* _WHAT TO PRODUCE_: The answer is one number: how many lines in the data below hold "document".

[Stored dataset items]
#####

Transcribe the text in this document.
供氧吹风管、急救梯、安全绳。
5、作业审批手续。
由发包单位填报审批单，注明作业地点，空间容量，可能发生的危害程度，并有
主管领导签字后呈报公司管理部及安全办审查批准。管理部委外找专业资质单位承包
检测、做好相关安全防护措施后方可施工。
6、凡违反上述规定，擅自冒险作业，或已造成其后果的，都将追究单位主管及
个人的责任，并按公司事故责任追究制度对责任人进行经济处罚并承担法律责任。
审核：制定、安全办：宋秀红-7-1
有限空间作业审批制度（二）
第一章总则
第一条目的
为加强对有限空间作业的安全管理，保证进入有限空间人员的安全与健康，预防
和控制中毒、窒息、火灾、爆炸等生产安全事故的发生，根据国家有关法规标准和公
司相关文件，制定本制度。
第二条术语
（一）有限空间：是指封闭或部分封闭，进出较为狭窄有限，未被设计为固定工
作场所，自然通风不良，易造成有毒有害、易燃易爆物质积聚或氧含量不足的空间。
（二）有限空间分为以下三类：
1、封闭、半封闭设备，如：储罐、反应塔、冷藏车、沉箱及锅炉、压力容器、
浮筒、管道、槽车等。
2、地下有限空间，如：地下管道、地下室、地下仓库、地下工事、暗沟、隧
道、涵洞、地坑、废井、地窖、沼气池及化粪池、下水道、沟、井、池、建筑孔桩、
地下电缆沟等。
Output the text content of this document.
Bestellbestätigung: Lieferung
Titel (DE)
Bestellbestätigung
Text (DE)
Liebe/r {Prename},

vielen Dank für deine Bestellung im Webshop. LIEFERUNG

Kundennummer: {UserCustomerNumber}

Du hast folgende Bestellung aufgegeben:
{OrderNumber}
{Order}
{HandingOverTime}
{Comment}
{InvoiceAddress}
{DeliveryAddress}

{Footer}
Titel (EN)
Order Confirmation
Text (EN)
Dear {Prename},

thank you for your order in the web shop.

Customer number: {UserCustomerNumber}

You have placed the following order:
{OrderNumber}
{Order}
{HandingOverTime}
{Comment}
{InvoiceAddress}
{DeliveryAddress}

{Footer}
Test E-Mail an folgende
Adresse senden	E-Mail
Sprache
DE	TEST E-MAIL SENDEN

#####

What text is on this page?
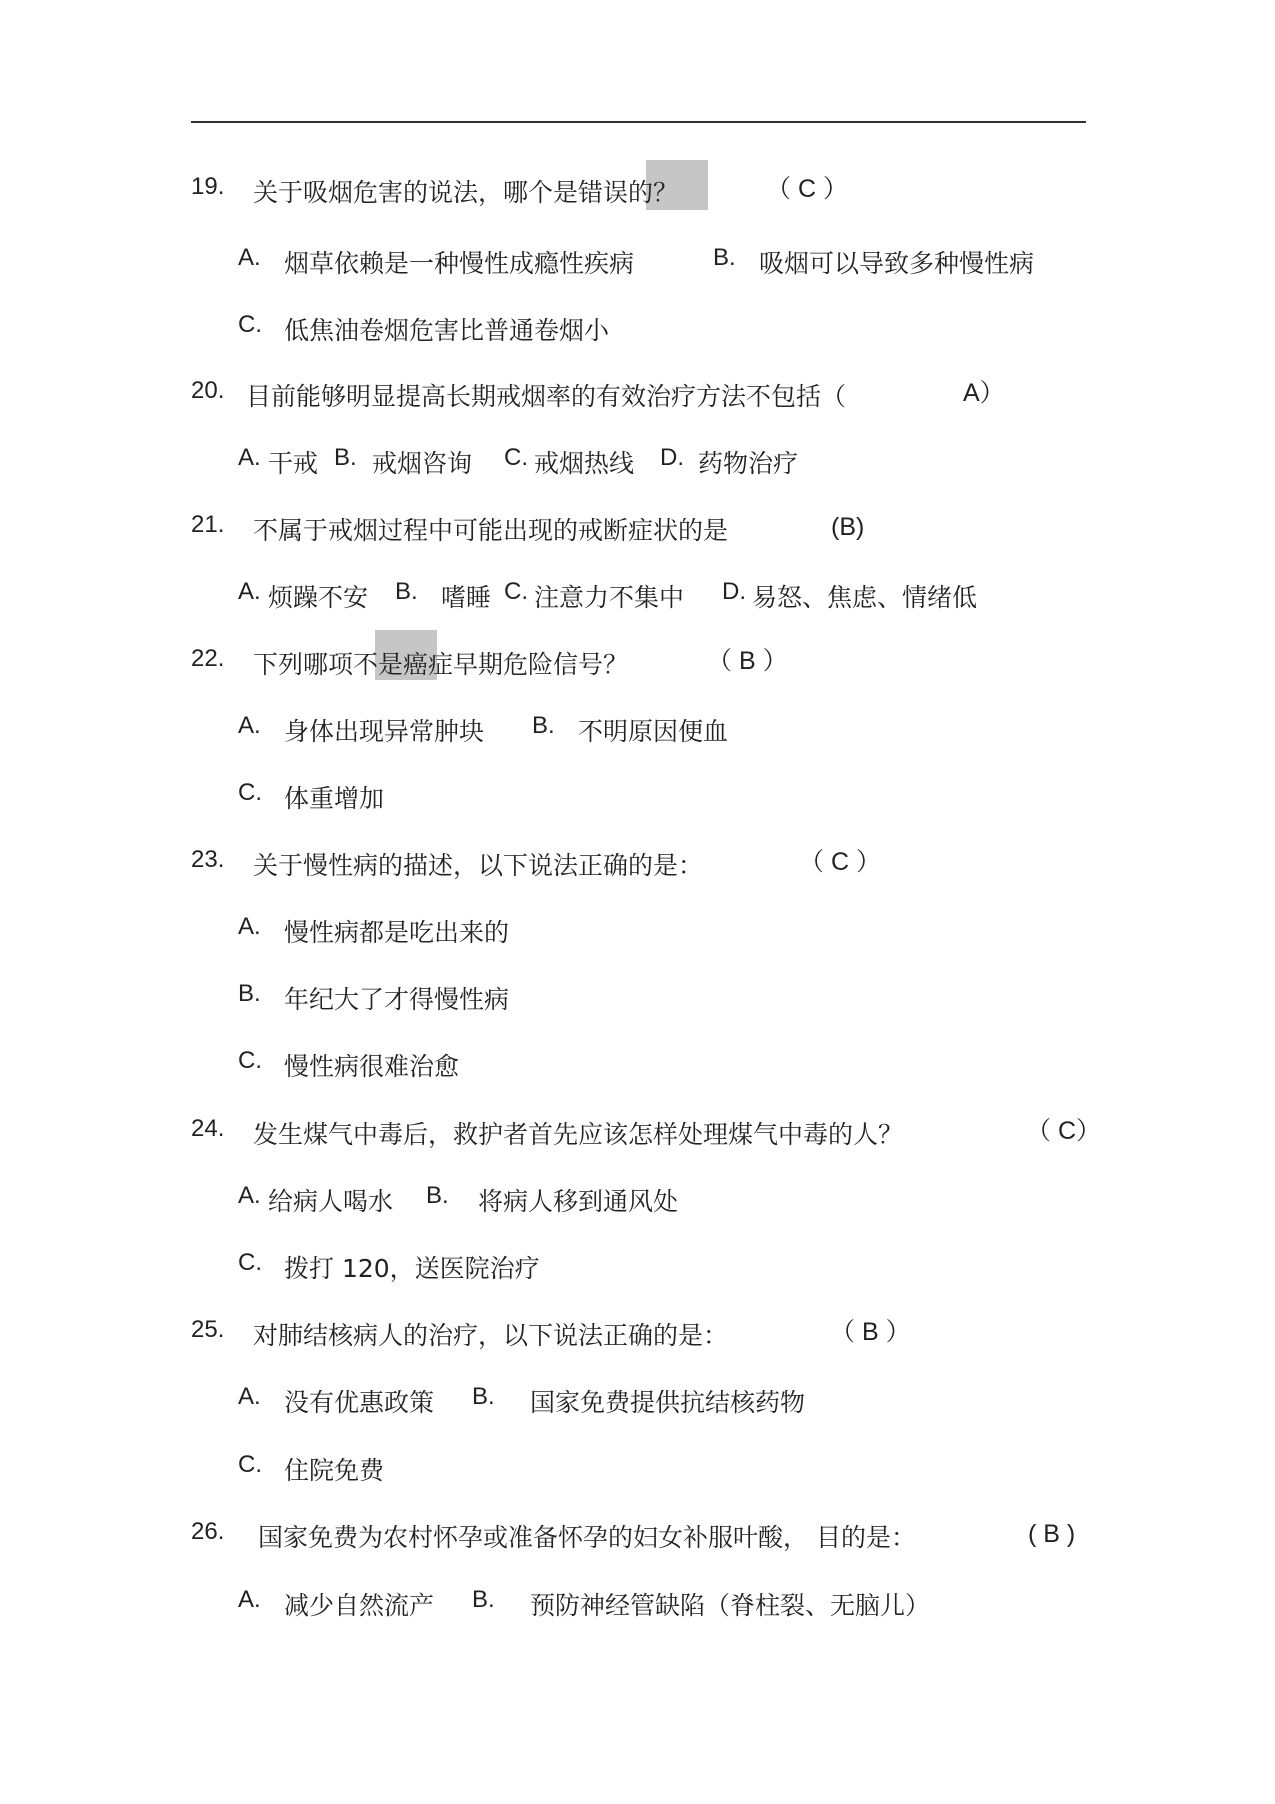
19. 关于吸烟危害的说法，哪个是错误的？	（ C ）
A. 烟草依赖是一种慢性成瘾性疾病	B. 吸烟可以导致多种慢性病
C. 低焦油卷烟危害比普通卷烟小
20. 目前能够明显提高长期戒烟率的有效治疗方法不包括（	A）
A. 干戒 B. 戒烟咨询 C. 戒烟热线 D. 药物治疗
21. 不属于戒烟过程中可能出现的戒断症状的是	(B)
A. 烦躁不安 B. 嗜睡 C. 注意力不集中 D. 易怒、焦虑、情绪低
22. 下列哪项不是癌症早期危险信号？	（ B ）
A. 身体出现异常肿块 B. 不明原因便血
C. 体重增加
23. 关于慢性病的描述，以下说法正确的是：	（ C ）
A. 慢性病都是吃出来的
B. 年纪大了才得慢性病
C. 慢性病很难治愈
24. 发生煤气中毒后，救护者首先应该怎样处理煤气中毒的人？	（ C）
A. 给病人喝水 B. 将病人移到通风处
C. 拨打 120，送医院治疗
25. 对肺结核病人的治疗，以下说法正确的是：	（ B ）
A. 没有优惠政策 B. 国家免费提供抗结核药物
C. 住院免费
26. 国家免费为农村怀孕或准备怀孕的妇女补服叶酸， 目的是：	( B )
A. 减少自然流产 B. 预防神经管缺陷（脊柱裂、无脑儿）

#####

* _RESULT FOR THIS EXERCISE_: 2